»»

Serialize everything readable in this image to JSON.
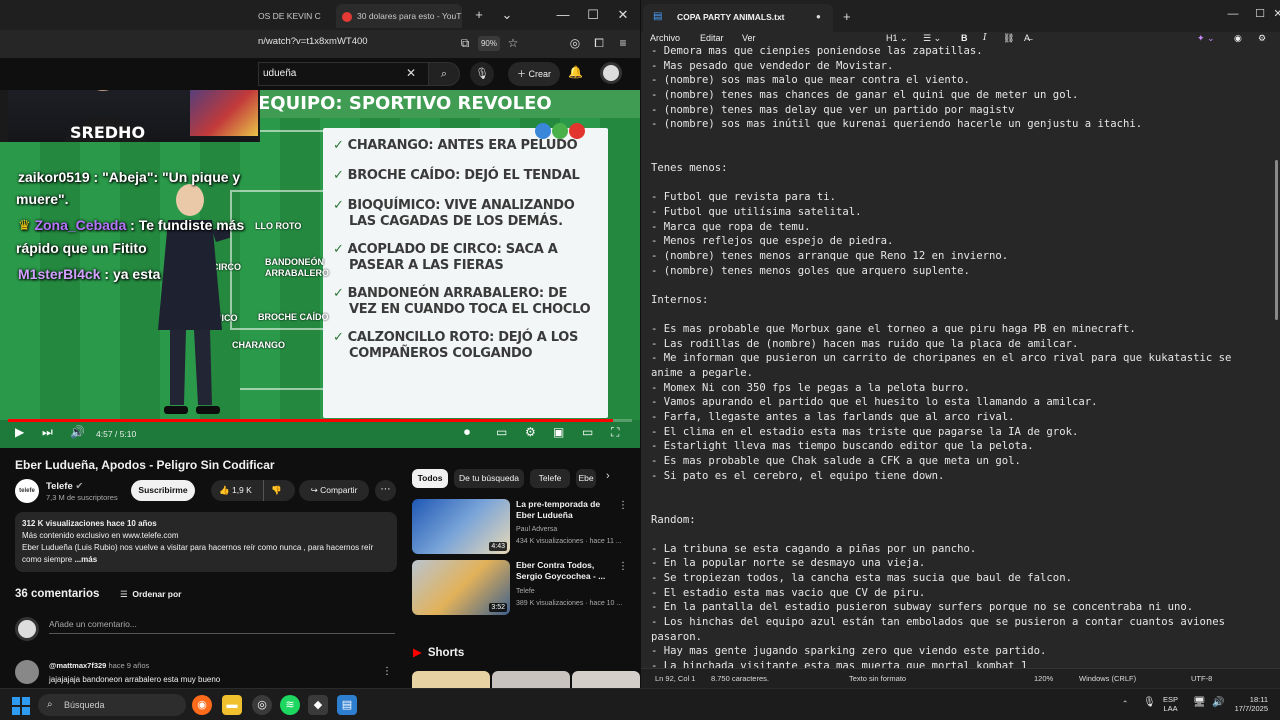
{
  "browser": {
    "tabs": [
      {
        "label": "OS DE KEVIN C"
      },
      {
        "label": "30 dolares para esto - YouT"
      }
    ],
    "new_tab": "+",
    "url": "n/watch?v=t1x8xmWT400",
    "zoom": "90%"
  },
  "youtube": {
    "search_value": "udueña",
    "create_label": "Crear",
    "video": {
      "header": "EQUIPO: SPORTIVO REVOLEO",
      "board_items": [
        "CHARANGO: ANTES ERA PELUDO",
        "BROCHE CAÍDO: DEJÓ EL TENDAL",
        "BIOQUÍMICO: VIVE ANALIZANDO",
        "LAS CAGADAS DE LOS DEMÁS.",
        "ACOPLADO DE CIRCO: SACA A",
        "PASEAR A LAS FIERAS",
        "BANDONEÓN ARRABALERO: DE",
        "VEZ EN CUANDO TOCA EL CHOCLO",
        "CALZONCILLO ROTO: DEJÓ A LOS",
        "COMPAÑEROS COLGANDO"
      ],
      "pitch_labels": [
        {
          "text": "LLO ROTO"
        },
        {
          "text": "CIRCO"
        },
        {
          "text": "BANDONEÓN"
        },
        {
          "text": "ARRABALERO"
        },
        {
          "text": "MICO"
        },
        {
          "text": "BROCHE CAÍDO"
        },
        {
          "text": "CHARANGO"
        }
      ],
      "time_current": "4:57",
      "time_total": "5:10",
      "progress": 0.97
    },
    "stream_overlay": {
      "cam_text": "SREDHO",
      "chat": [
        {
          "user": "zaikor0519",
          "sep": " : ",
          "message": "\"Abeja\": \"Un pique y"
        },
        {
          "user": "",
          "sep": "",
          "message": "muere\"."
        },
        {
          "user": "Zona_Cebada",
          "sep": " : ",
          "message": "Te fundiste más"
        },
        {
          "user": "",
          "sep": "",
          "message": "rápido que un Fitito"
        },
        {
          "user": "M1sterBl4ck",
          "sep": " : ",
          "message": "ya esta"
        }
      ]
    },
    "title": "Eber Ludueña, Apodos - Peligro Sin Codificar",
    "channel": {
      "name": "Telefe",
      "subs": "7,3 M de suscriptores",
      "avatar_text": "telefe"
    },
    "subscribe_label": "Suscribirme",
    "likes": "1,9 K",
    "share_label": "Compartir",
    "description": {
      "stats": "312 K visualizaciones  hace 10 años",
      "line1": "Más contenido exclusivo en www.telefe.com",
      "line2": "Eber Ludueña (Luis Rubio) nos vuelve a visitar para hacernos reír como nunca , para hacernos reír",
      "line3": "como siempre",
      "more": "...más"
    },
    "comments": {
      "title": "36 comentarios",
      "sort_label": "Ordenar por",
      "add_placeholder": "Añade un comentario...",
      "first": {
        "user": "@mattmax7f329",
        "time": "hace 9 años",
        "text": "jajajajaja  bandoneon arrabalero  esta muy bueno"
      }
    },
    "chips": [
      "Todos",
      "De tu búsqueda",
      "Telefe",
      "Ebe"
    ],
    "recommendations": [
      {
        "title": "La pre-temporada de Eber Ludueña",
        "channel": "Paul Adversa",
        "meta": "434 K visualizaciones · hace 11 ...",
        "duration": "4:43"
      },
      {
        "title": "Eber Contra Todos, Sergio Goycochea - ...",
        "channel": "Telefe",
        "meta": "389 K visualizaciones · hace 10 ...",
        "duration": "3:52"
      }
    ],
    "shorts_label": "Shorts"
  },
  "notepad": {
    "tab_title": "COPA PARTY ANIMALS.txt",
    "menu": [
      "Archivo",
      "Editar",
      "Ver"
    ],
    "heading_tool": "H1",
    "lines": [
      "- Demora mas que cienpies poniendose las zapatillas.",
      "- Mas pesado que vendedor de Movistar.",
      "- (nombre) sos mas malo que mear contra el viento.",
      "- (nombre) tenes mas chances de ganar el quini que de meter un gol.",
      "- (nombre) tenes mas delay que ver un partido por magistv",
      "- (nombre) sos mas inútil que kurenai queriendo hacerle un genjustu a itachi.",
      "",
      "",
      "Tenes menos:",
      "",
      "- Futbol que revista para ti.",
      "- Futbol que utilísima satelital.",
      "- Marca que ropa de temu.",
      "- Menos reflejos que espejo de piedra.",
      "- (nombre) tenes menos arranque que Reno 12 en invierno.",
      "- (nombre) tenes menos goles que arquero suplente.",
      "",
      "Internos:",
      "",
      "- Es mas probable que Morbux gane el torneo a que piru haga PB en minecraft.",
      "- Las rodillas de (nombre) hacen mas ruido que la placa de amilcar.",
      "- Me informan que pusieron un carrito de choripanes en el arco rival para que kukatastic se",
      "anime a pegarle.",
      "- Momex Ni con 350 fps le pegas a la pelota burro.",
      "- Vamos apurando el partido que el huesito lo esta llamando a amilcar.",
      "- Farfa, llegaste antes a las farlands que al arco rival.",
      "- El clima en el estadio esta mas triste que pagarse la IA de grok.",
      "- Estarlight lleva mas tiempo buscando editor que la pelota.",
      "- Es mas probable que Chak salude a CFK a que meta un gol.",
      "- Si pato es el cerebro, el equipo tiene down.",
      "",
      "",
      "Random:",
      "",
      "- La tribuna se esta cagando a piñas por un pancho.",
      "- En la popular norte se desmayo una vieja.",
      "- Se tropiezan todos, la cancha esta mas sucia que baul de falcon.",
      "- El estadio esta mas vacio que CV de piru.",
      "- En la pantalla del estadio pusieron subway surfers porque no se concentraba ni uno.",
      "- Los hinchas del equipo azul están tan embolados que se pusieron a contar cuantos aviones",
      "pasaron.",
      "- Hay mas gente jugando sparking zero que viendo este partido.",
      "- La hinchada visitante esta mas muerta que mortal kombat 1"
    ],
    "status": {
      "position": "Ln 92, Col 1",
      "chars": "8.750 caracteres.",
      "format": "Texto sin formato",
      "zoom": "120%",
      "line_ending": "Windows (CRLF)",
      "encoding": "UTF-8"
    }
  },
  "taskbar": {
    "search_label": "Búsqueda",
    "lang_top": "ESP",
    "lang_bottom": "LAA",
    "time": "18:11",
    "date": "17/7/2025"
  },
  "colors": {
    "yt_red": "#ff0000",
    "notepad_bg": "#272727",
    "accent_blue": "#2e9bf0"
  }
}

««

* TASK PROMPT: Locate the string "amilcar" in the listing above and copy every line where it occurs.

* FINAL ANSWER:
      "- Las rodillas de (nombre) hacen mas ruido que la placa de amilcar.",
      "- Vamos apurando el partido que el huesito lo esta llamando a amilcar.",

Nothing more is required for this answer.